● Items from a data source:

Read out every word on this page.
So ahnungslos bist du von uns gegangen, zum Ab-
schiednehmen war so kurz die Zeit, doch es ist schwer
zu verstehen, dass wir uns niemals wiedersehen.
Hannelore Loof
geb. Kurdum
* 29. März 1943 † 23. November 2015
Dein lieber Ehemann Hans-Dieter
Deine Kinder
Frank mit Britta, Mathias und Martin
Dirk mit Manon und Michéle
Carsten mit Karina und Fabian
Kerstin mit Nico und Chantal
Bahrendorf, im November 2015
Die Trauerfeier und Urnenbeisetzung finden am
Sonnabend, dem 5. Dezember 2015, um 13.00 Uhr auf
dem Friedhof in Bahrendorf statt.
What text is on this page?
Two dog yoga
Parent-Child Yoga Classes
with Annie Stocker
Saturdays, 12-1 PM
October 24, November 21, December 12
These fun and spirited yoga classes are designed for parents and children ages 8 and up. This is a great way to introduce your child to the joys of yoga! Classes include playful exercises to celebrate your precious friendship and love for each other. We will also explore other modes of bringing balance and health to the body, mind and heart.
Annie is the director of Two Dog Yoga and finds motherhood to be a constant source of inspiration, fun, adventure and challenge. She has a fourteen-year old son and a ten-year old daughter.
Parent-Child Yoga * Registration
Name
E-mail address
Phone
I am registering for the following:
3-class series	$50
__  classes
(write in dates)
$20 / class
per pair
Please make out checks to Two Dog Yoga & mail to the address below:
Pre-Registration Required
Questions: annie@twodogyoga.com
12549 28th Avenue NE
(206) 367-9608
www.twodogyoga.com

● Direction:
Give the entries once more, exactly as they appear.

● Task result:
Read out every word on this page.
So ahnungslos bist du von uns gegangen, zum Ab-
schiednehmen war so kurz die Zeit, doch es ist schwer
zu verstehen, dass wir uns niemals wiedersehen.
Hannelore Loof
geb. Kurdum
* 29. März 1943 † 23. November 2015
Dein lieber Ehemann Hans-Dieter
Deine Kinder
Frank mit Britta, Mathias und Martin
Dirk mit Manon und Michéle
Carsten mit Karina und Fabian
Kerstin mit Nico und Chantal
Bahrendorf, im November 2015
Die Trauerfeier und Urnenbeisetzung finden am
Sonnabend, dem 5. Dezember 2015, um 13.00 Uhr auf
dem Friedhof in Bahrendorf statt.
What text is on this page?
Two dog yoga
Parent-Child Yoga Classes
with Annie Stocker
Saturdays, 12-1 PM
October 24, November 21, December 12
These fun and spirited yoga classes are designed for parents and children ages 8 and up. This is a great way to introduce your child to the joys of yoga! Classes include playful exercises to celebrate your precious friendship and love for each other. We will also explore other modes of bringing balance and health to the body, mind and heart.
Annie is the director of Two Dog Yoga and finds motherhood to be a constant source of inspiration, fun, adventure and challenge. She has a fourteen-year old son and a ten-year old daughter.
Parent-Child Yoga * Registration
Name
E-mail address
Phone
I am registering for the following:
3-class series	$50
__  classes
(write in dates)
$20 / class
per pair
Please make out checks to Two Dog Yoga & mail to the address below:
Pre-Registration Required
Questions: annie@twodogyoga.com
12549 28th Avenue NE
(206) 367-9608
www.twodogyoga.com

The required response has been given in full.